= Set problem =
Search the entries for the word "системы" and pull out each line that has it.

= Stored records =
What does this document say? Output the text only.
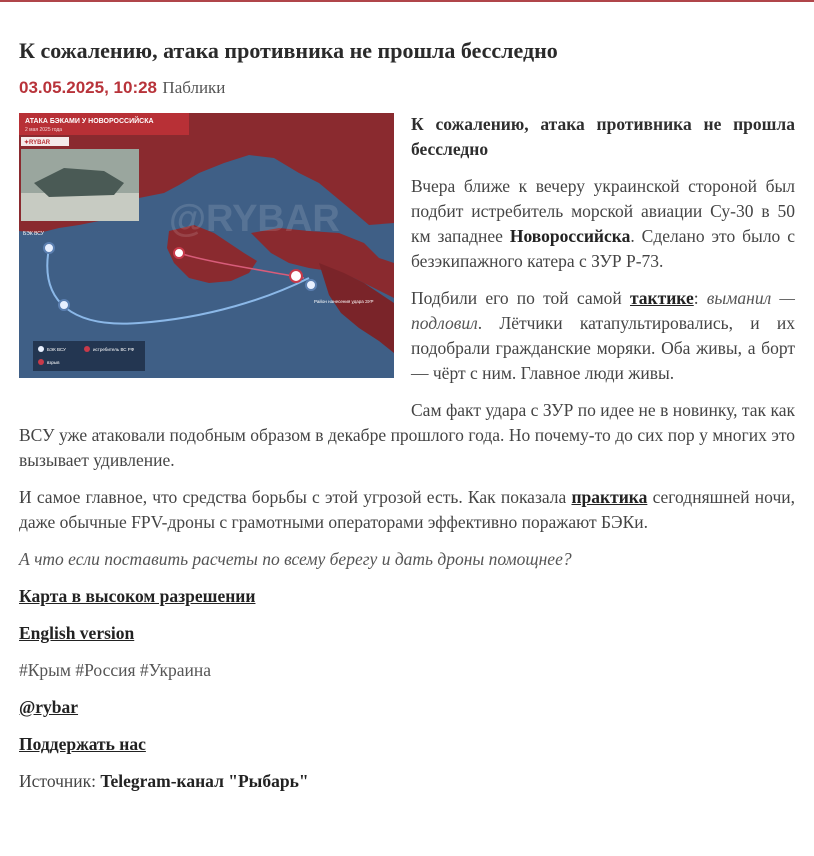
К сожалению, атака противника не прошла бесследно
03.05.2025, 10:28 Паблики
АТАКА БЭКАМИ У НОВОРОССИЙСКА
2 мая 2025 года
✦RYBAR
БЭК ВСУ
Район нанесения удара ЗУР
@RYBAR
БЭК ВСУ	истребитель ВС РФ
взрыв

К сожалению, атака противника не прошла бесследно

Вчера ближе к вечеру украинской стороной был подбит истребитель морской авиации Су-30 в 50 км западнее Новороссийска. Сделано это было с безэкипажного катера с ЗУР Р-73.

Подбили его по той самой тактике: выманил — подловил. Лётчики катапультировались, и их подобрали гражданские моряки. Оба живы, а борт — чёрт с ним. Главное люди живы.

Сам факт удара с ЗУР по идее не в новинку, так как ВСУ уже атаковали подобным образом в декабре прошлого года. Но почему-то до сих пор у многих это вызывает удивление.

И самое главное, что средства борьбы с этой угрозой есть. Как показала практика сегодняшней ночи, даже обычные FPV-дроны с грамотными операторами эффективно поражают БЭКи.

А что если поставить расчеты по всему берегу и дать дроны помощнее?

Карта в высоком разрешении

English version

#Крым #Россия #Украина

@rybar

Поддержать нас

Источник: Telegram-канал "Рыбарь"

* * *

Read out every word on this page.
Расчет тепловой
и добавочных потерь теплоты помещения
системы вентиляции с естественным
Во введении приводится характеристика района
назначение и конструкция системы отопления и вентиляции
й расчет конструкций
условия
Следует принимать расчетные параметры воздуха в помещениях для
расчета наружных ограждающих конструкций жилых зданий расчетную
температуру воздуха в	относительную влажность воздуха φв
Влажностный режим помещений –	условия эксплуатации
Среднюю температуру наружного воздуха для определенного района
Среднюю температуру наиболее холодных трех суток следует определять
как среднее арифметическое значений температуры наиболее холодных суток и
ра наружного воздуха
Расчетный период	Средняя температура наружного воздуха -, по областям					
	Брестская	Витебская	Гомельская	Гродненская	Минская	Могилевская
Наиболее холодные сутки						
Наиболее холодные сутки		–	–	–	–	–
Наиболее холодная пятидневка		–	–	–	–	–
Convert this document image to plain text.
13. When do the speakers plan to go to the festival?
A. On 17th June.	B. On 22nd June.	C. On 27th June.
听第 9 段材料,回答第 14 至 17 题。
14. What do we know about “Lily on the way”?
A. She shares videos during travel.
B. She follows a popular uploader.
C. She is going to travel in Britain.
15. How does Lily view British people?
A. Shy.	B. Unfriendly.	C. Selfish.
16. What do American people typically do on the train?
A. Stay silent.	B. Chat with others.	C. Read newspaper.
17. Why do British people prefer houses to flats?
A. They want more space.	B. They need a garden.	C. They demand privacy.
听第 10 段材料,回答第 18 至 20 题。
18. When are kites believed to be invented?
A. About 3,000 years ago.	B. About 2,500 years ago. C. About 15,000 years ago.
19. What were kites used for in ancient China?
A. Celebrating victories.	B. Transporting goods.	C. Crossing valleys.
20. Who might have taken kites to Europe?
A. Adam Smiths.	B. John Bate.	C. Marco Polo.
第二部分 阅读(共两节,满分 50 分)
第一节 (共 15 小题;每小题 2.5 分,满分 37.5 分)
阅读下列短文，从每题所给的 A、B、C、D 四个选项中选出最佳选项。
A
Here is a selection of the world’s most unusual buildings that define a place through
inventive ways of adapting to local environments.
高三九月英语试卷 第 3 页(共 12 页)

--

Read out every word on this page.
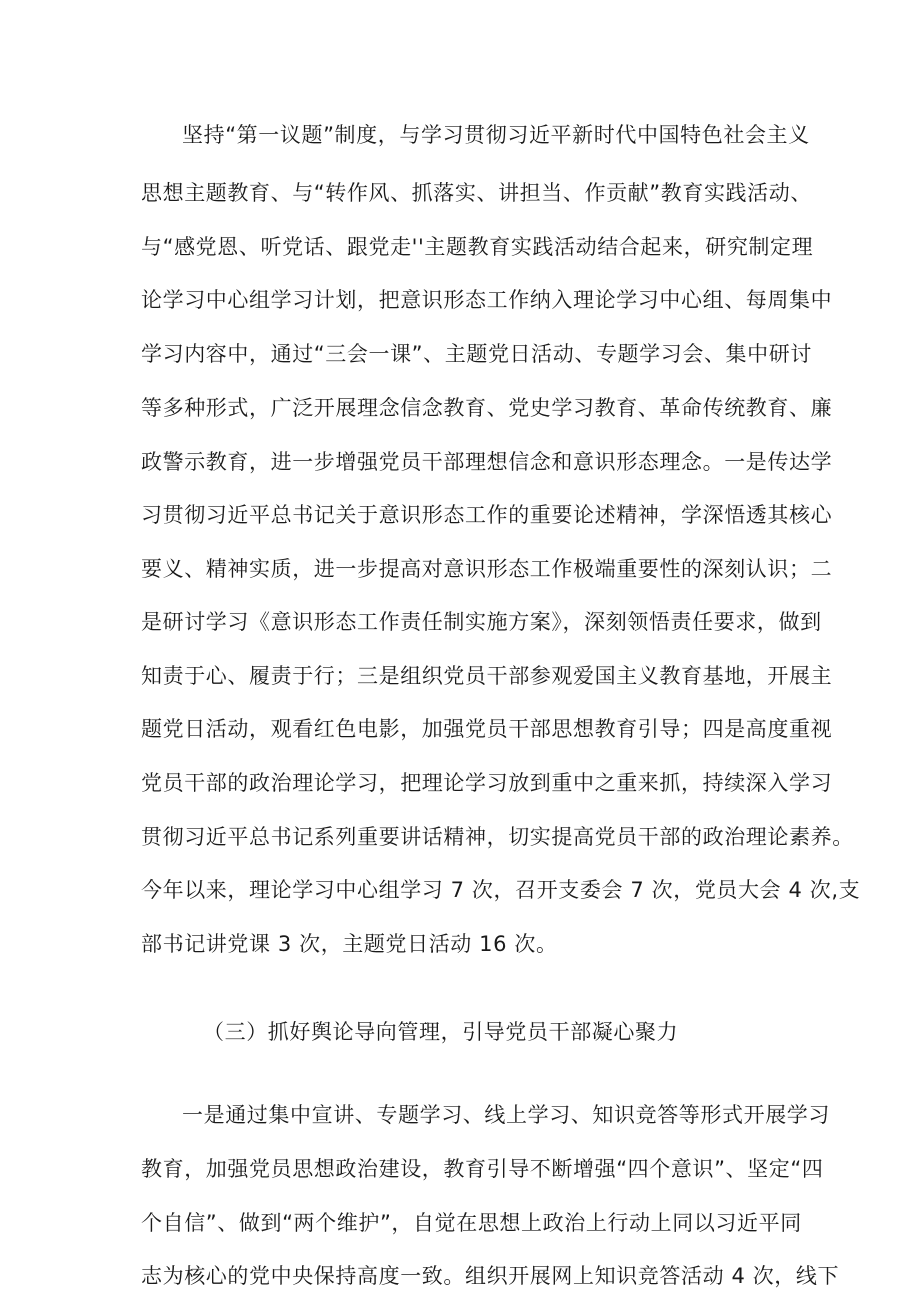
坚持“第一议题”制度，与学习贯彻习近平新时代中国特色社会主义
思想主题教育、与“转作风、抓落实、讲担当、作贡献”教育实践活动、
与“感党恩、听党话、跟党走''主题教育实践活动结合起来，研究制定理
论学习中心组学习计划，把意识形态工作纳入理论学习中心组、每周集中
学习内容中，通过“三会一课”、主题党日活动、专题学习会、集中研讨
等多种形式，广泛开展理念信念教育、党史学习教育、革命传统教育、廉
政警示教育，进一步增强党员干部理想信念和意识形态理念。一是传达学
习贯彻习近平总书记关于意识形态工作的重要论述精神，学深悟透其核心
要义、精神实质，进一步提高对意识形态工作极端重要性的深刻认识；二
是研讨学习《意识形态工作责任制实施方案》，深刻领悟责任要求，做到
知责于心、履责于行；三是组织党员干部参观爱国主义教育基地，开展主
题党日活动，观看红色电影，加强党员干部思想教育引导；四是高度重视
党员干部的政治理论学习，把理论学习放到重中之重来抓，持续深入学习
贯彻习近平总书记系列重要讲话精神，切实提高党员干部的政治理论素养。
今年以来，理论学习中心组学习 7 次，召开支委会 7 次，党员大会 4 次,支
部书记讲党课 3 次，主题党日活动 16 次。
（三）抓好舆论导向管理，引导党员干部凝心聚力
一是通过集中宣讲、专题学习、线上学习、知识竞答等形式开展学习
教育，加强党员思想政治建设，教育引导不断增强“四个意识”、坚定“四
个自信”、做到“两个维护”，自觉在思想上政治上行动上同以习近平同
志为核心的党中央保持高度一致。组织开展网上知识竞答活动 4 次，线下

= Output for this task =
системы вентиляции с естественным
назначение и конструкция системы отопления и вентиляции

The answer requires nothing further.